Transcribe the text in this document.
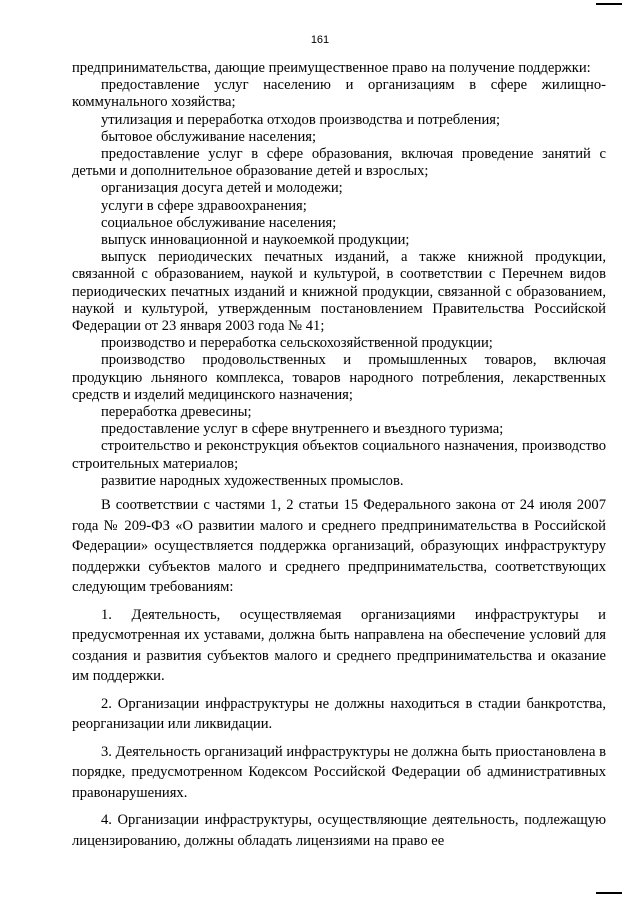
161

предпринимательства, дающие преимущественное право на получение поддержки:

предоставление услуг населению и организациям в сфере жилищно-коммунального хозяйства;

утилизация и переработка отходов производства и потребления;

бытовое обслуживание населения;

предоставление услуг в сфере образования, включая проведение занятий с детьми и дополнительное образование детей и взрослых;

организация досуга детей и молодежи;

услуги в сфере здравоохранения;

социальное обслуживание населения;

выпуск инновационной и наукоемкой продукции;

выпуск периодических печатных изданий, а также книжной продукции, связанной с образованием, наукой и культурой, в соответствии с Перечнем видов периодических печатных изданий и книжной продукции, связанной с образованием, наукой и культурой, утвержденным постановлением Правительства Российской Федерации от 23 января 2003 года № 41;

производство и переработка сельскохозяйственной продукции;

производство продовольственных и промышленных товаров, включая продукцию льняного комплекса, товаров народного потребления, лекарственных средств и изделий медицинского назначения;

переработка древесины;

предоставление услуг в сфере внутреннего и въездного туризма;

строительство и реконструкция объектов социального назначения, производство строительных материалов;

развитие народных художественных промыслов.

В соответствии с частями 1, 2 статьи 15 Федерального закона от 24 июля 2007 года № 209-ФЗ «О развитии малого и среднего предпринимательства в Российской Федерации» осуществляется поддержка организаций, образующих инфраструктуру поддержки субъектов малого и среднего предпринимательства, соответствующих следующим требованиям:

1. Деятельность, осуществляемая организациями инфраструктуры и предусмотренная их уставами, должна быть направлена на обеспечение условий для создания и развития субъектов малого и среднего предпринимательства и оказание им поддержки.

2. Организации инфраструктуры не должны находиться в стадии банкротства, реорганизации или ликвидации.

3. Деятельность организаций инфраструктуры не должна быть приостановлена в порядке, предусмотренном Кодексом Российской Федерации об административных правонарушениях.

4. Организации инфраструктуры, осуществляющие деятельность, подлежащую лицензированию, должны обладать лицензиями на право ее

• **Direction**: Gather and return every line that holds the string "должны".

• **Output for this exercise**:
2. Организации инфраструктуры не должны находиться в стадии банкротства, реорганизации или ликвидации.
4. Организации инфраструктуры, осуществляющие деятельность, подлежащую лицензированию, должны обладать лицензиями на право ее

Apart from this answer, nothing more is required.